Aim: Locate the string "Promo" in the listing below. Copy every line where it is found.

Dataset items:
»»
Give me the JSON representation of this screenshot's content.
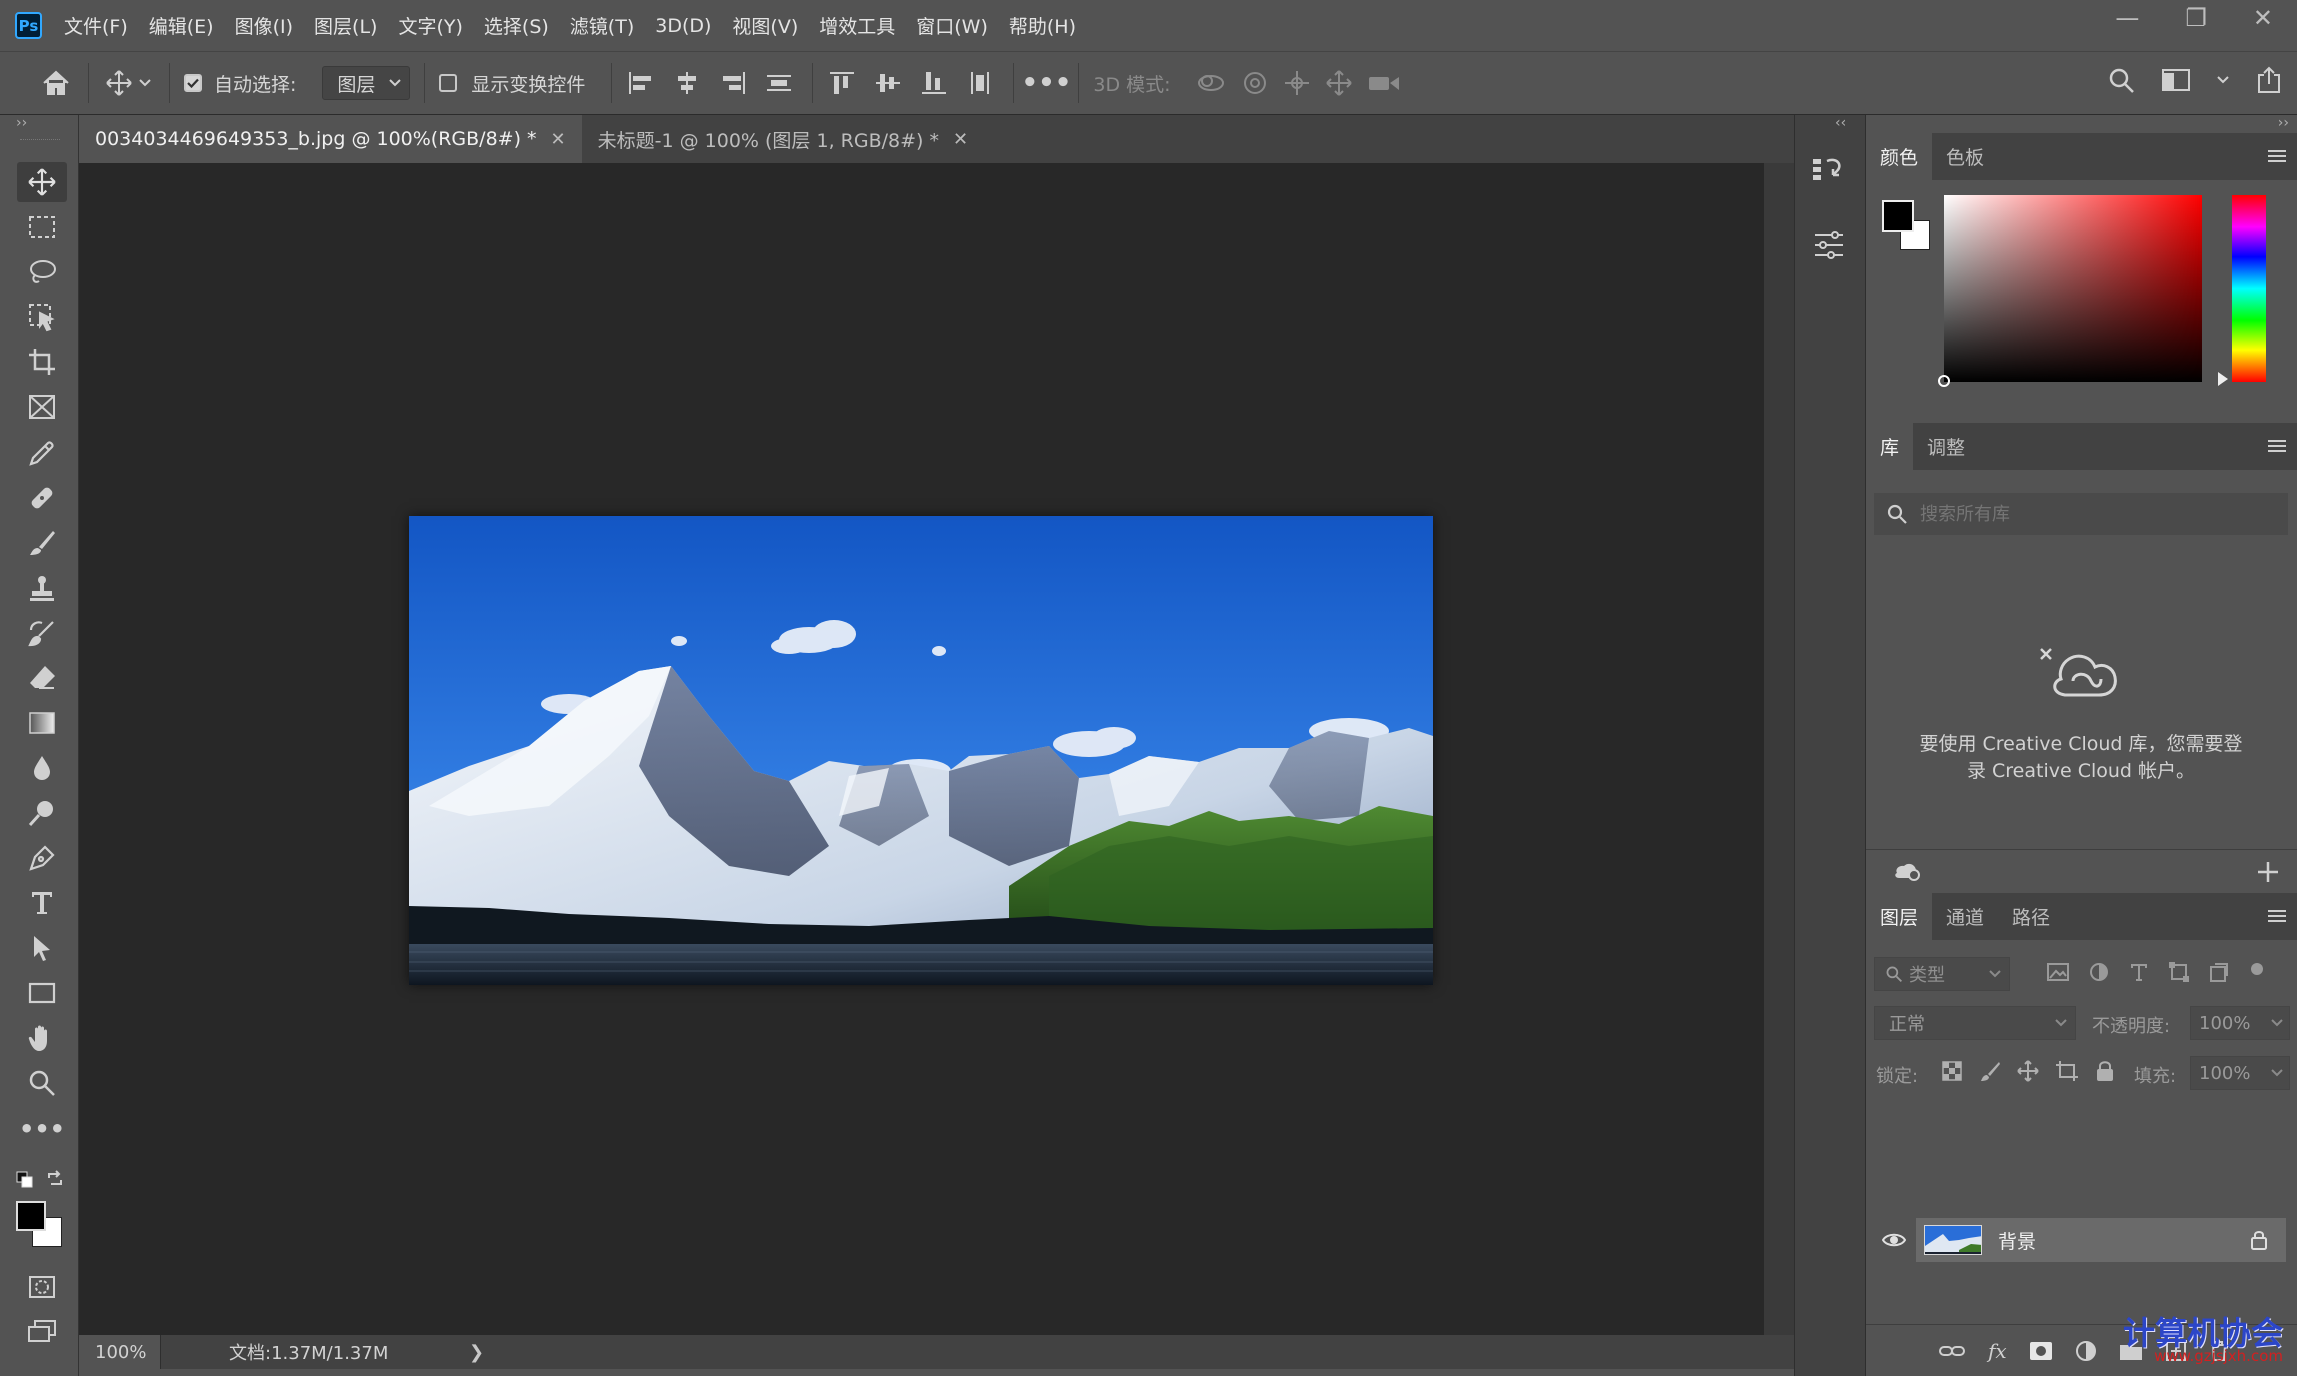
{
  "app": {
    "logo": "Ps"
  },
  "menu": [
    "文件(F)",
    "编辑(E)",
    "图像(I)",
    "图层(L)",
    "文字(Y)",
    "选择(S)",
    "滤镜(T)",
    "3D(D)",
    "视图(V)",
    "增效工具",
    "窗口(W)",
    "帮助(H)"
  ],
  "window_controls": {
    "minimize": "—",
    "restore": "❐",
    "close": "✕"
  },
  "options": {
    "auto_select_label": "自动选择:",
    "auto_select_checked": true,
    "auto_select_value": "图层",
    "show_transform_label": "显示变换控件",
    "show_transform_checked": false,
    "mode_3d_label": "3D 模式:"
  },
  "tabs": [
    {
      "label": "0034034469649353_b.jpg @ 100%(RGB/8#) *",
      "active": true
    },
    {
      "label": "未标题-1 @ 100% (图层 1, RGB/8#) *",
      "active": false
    }
  ],
  "status": {
    "zoom": "100%",
    "doc": "文档:1.37M/1.37M",
    "arrow": "❯"
  },
  "panels": {
    "color": {
      "tabs": [
        "颜色",
        "色板"
      ],
      "hue_color": "#ff0000",
      "foreground": "#000000",
      "background": "#ffffff"
    },
    "library": {
      "tabs": [
        "库",
        "调整"
      ],
      "search_placeholder": "搜索所有库",
      "message_line1": "要使用 Creative Cloud 库，您需要登",
      "message_line2": "录 Creative Cloud 帐户。"
    },
    "layers": {
      "tabs": [
        "图层",
        "通道",
        "路径"
      ],
      "filter_label": "类型",
      "blend_mode": "正常",
      "opacity_label": "不透明度:",
      "opacity_value": "100%",
      "lock_label": "锁定:",
      "fill_label": "填充:",
      "fill_value": "100%",
      "rows": [
        {
          "name": "背景",
          "visible": true,
          "locked": true
        }
      ]
    }
  },
  "watermark": {
    "line1": "计算机协会",
    "line2": "www.gzjsjxh.com"
  }
}
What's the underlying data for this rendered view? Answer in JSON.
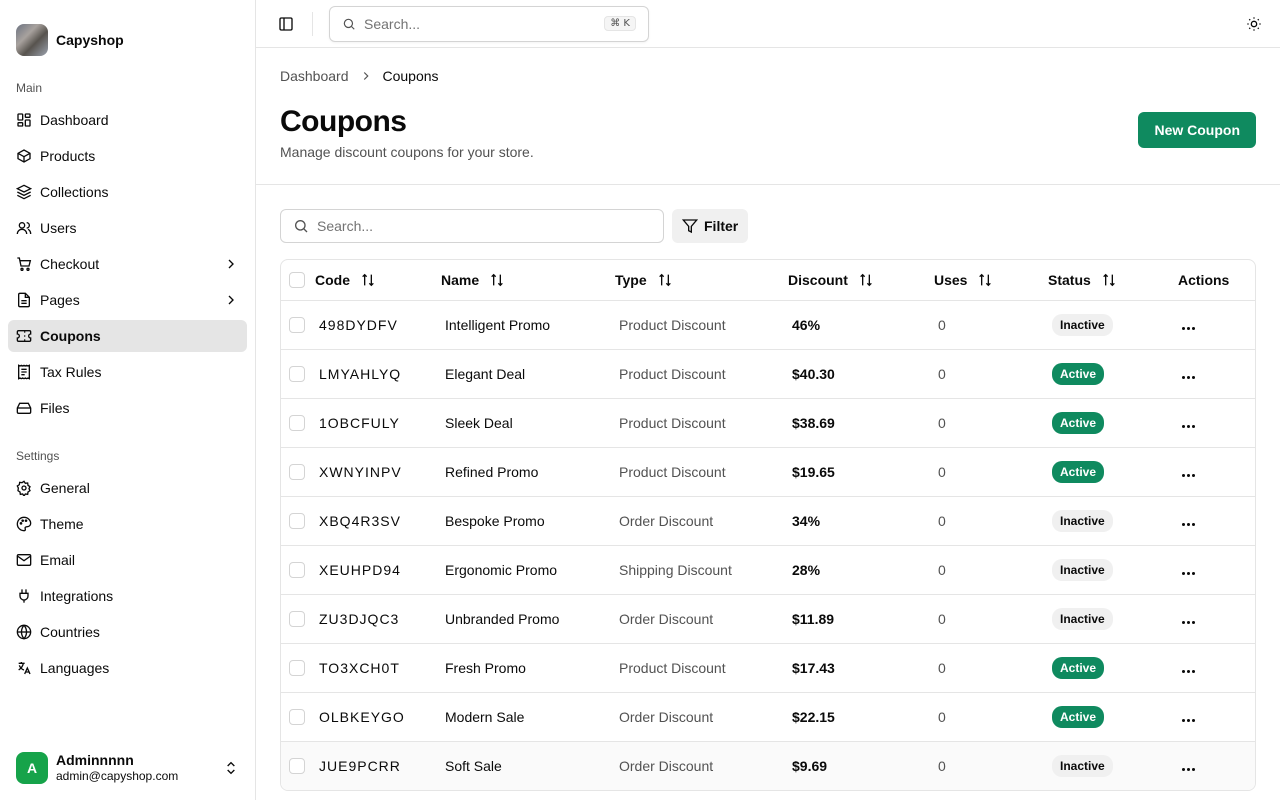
{
  "brand": {
    "name": "Capyshop"
  },
  "sidebar": {
    "main_label": "Main",
    "main_items": [
      {
        "label": "Dashboard",
        "icon": "layout-dashboard-icon"
      },
      {
        "label": "Products",
        "icon": "package-icon"
      },
      {
        "label": "Collections",
        "icon": "layers-icon"
      },
      {
        "label": "Users",
        "icon": "users-icon"
      },
      {
        "label": "Checkout",
        "icon": "shopping-cart-icon"
      },
      {
        "label": "Pages",
        "icon": "file-text-icon"
      },
      {
        "label": "Coupons",
        "icon": "ticket-icon"
      },
      {
        "label": "Tax Rules",
        "icon": "receipt-icon"
      },
      {
        "label": "Files",
        "icon": "hard-drive-icon"
      }
    ],
    "settings_label": "Settings",
    "settings_items": [
      {
        "label": "General",
        "icon": "settings-icon"
      },
      {
        "label": "Theme",
        "icon": "palette-icon"
      },
      {
        "label": "Email",
        "icon": "mail-icon"
      },
      {
        "label": "Integrations",
        "icon": "plug-icon"
      },
      {
        "label": "Countries",
        "icon": "globe-icon"
      },
      {
        "label": "Languages",
        "icon": "languages-icon"
      }
    ]
  },
  "user": {
    "initial": "A",
    "name": "Adminnnnn",
    "email": "admin@capyshop.com"
  },
  "topbar": {
    "search_placeholder": "Search...",
    "shortcut": "⌘ K"
  },
  "breadcrumb": {
    "root": "Dashboard",
    "current": "Coupons"
  },
  "page": {
    "title": "Coupons",
    "subtitle": "Manage discount coupons for your store.",
    "new_button": "New Coupon"
  },
  "table_toolbar": {
    "search_placeholder": "Search...",
    "filter_label": "Filter"
  },
  "table": {
    "columns": [
      "Code",
      "Name",
      "Type",
      "Discount",
      "Uses",
      "Status",
      "Actions"
    ],
    "rows": [
      {
        "code": "498DYDFV",
        "name": "Intelligent Promo",
        "type": "Product Discount",
        "discount": "46%",
        "uses": "0",
        "status": "Inactive"
      },
      {
        "code": "LMYAHLYQ",
        "name": "Elegant Deal",
        "type": "Product Discount",
        "discount": "$40.30",
        "uses": "0",
        "status": "Active"
      },
      {
        "code": "1OBCFULY",
        "name": "Sleek Deal",
        "type": "Product Discount",
        "discount": "$38.69",
        "uses": "0",
        "status": "Active"
      },
      {
        "code": "XWNYINPV",
        "name": "Refined Promo",
        "type": "Product Discount",
        "discount": "$19.65",
        "uses": "0",
        "status": "Active"
      },
      {
        "code": "XBQ4R3SV",
        "name": "Bespoke Promo",
        "type": "Order Discount",
        "discount": "34%",
        "uses": "0",
        "status": "Inactive"
      },
      {
        "code": "XEUHPD94",
        "name": "Ergonomic Promo",
        "type": "Shipping Discount",
        "discount": "28%",
        "uses": "0",
        "status": "Inactive"
      },
      {
        "code": "ZU3DJQC3",
        "name": "Unbranded Promo",
        "type": "Order Discount",
        "discount": "$11.89",
        "uses": "0",
        "status": "Inactive"
      },
      {
        "code": "TO3XCH0T",
        "name": "Fresh Promo",
        "type": "Product Discount",
        "discount": "$17.43",
        "uses": "0",
        "status": "Active"
      },
      {
        "code": "OLBKEYGO",
        "name": "Modern Sale",
        "type": "Order Discount",
        "discount": "$22.15",
        "uses": "0",
        "status": "Active"
      },
      {
        "code": "JUE9PCRR",
        "name": "Soft Sale",
        "type": "Order Discount",
        "discount": "$9.69",
        "uses": "0",
        "status": "Inactive"
      }
    ]
  },
  "colors": {
    "accent": "#0f8a5f",
    "active_nav": "#e5e5e5",
    "avatar": "#16a34a"
  }
}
««
Correct response:
        "name": "Intelligent Promo",
        "name": "Refined Promo",
        "name": "Bespoke Promo",
        "name": "Ergonomic Promo",
        "name": "Unbranded Promo",
        "name": "Fresh Promo",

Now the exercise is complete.